→ **TO DO**
The records below are to be copied word for word, with every picture left out.
-- -- --
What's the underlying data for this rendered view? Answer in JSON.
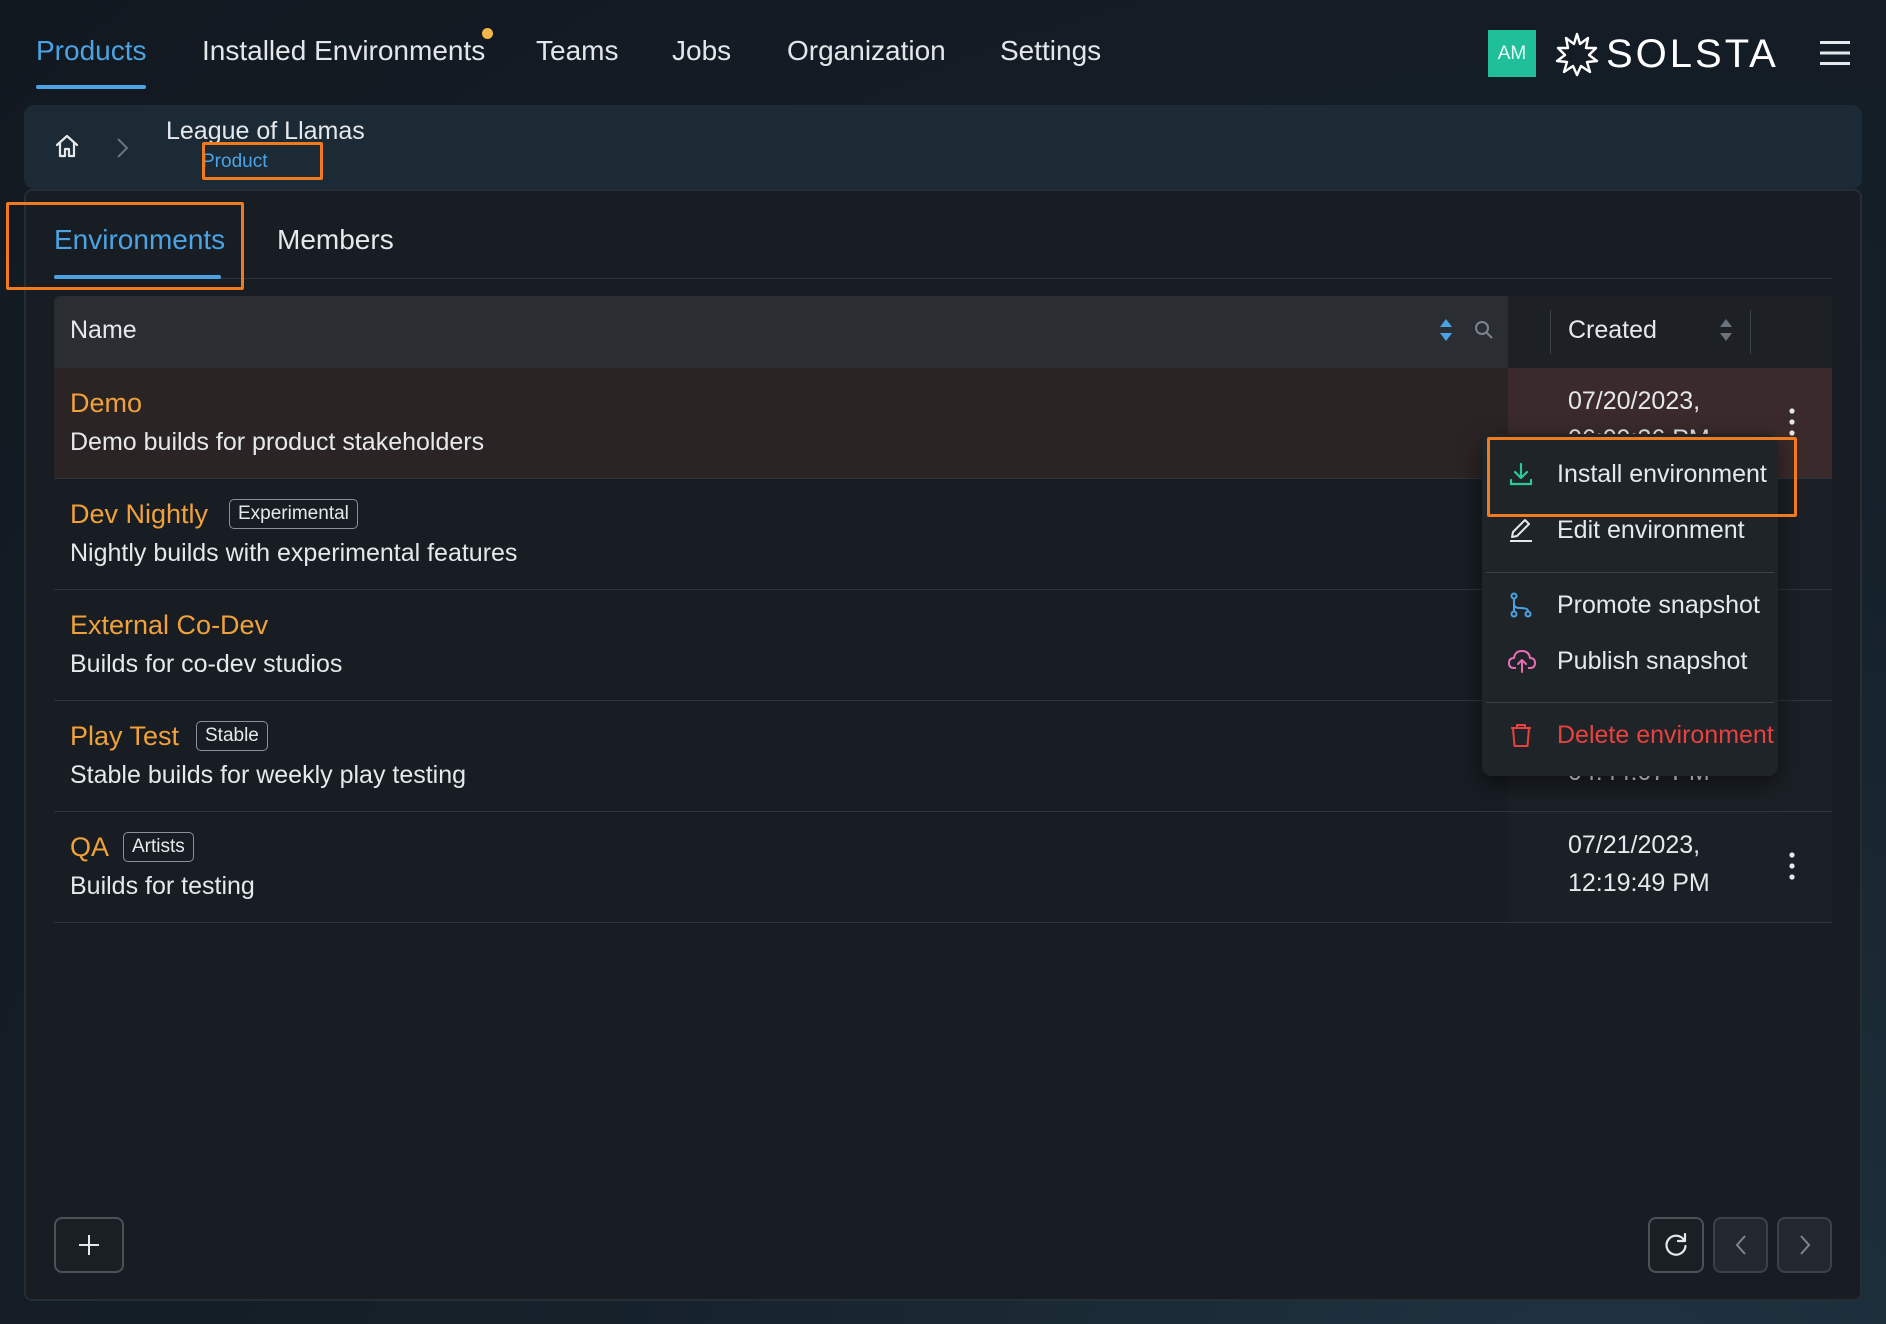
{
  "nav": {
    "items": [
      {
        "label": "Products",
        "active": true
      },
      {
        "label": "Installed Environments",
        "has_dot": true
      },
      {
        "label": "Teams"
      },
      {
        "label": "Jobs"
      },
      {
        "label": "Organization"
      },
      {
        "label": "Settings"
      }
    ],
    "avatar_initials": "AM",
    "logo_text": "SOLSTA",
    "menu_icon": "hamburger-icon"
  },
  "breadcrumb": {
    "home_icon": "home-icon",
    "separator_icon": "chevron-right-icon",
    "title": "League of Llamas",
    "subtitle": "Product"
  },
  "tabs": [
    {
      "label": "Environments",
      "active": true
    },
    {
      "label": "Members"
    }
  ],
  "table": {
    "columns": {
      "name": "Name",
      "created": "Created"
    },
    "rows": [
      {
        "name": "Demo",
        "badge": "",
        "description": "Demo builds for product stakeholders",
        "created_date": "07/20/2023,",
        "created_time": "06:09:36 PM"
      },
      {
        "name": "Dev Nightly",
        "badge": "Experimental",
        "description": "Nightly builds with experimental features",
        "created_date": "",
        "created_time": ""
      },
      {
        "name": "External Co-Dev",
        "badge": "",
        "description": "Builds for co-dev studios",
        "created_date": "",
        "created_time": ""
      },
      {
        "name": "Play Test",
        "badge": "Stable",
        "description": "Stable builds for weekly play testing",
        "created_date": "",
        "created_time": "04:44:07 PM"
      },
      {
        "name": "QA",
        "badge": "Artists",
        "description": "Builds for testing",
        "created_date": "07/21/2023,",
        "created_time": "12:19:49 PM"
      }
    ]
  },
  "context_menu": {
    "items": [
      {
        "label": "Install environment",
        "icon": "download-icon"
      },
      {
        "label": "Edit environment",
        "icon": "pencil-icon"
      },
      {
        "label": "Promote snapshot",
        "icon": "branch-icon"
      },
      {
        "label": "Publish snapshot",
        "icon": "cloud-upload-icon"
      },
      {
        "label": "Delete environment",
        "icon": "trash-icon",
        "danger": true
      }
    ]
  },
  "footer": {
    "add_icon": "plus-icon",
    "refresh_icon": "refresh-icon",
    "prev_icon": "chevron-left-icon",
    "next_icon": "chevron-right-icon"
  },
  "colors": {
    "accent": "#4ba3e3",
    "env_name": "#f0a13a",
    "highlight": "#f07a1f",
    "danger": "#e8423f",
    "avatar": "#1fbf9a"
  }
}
-- -- --
→ **EXERCISE RESULT**
What's the underlying data for this rendered view? Answer in JSON.
{
  "nav": {
    "items": [
      {
        "label": "Products",
        "active": true
      },
      {
        "label": "Installed Environments",
        "has_dot": true
      },
      {
        "label": "Teams"
      },
      {
        "label": "Jobs"
      },
      {
        "label": "Organization"
      },
      {
        "label": "Settings"
      }
    ],
    "avatar_initials": "AM",
    "logo_text": "SOLSTA",
    "menu_icon": "hamburger-icon"
  },
  "breadcrumb": {
    "home_icon": "home-icon",
    "separator_icon": "chevron-right-icon",
    "title": "League of Llamas",
    "subtitle": "Product"
  },
  "tabs": [
    {
      "label": "Environments",
      "active": true
    },
    {
      "label": "Members"
    }
  ],
  "table": {
    "columns": {
      "name": "Name",
      "created": "Created"
    },
    "rows": [
      {
        "name": "Demo",
        "badge": "",
        "description": "Demo builds for product stakeholders",
        "created_date": "07/20/2023,",
        "created_time": "06:09:36 PM"
      },
      {
        "name": "Dev Nightly",
        "badge": "Experimental",
        "description": "Nightly builds with experimental features",
        "created_date": "",
        "created_time": ""
      },
      {
        "name": "External Co-Dev",
        "badge": "",
        "description": "Builds for co-dev studios",
        "created_date": "",
        "created_time": ""
      },
      {
        "name": "Play Test",
        "badge": "Stable",
        "description": "Stable builds for weekly play testing",
        "created_date": "",
        "created_time": "04:44:07 PM"
      },
      {
        "name": "QA",
        "badge": "Artists",
        "description": "Builds for testing",
        "created_date": "07/21/2023,",
        "created_time": "12:19:49 PM"
      }
    ]
  },
  "context_menu": {
    "items": [
      {
        "label": "Install environment",
        "icon": "download-icon"
      },
      {
        "label": "Edit environment",
        "icon": "pencil-icon"
      },
      {
        "label": "Promote snapshot",
        "icon": "branch-icon"
      },
      {
        "label": "Publish snapshot",
        "icon": "cloud-upload-icon"
      },
      {
        "label": "Delete environment",
        "icon": "trash-icon",
        "danger": true
      }
    ]
  },
  "footer": {
    "add_icon": "plus-icon",
    "refresh_icon": "refresh-icon",
    "prev_icon": "chevron-left-icon",
    "next_icon": "chevron-right-icon"
  },
  "colors": {
    "accent": "#4ba3e3",
    "env_name": "#f0a13a",
    "highlight": "#f07a1f",
    "danger": "#e8423f",
    "avatar": "#1fbf9a"
  }
}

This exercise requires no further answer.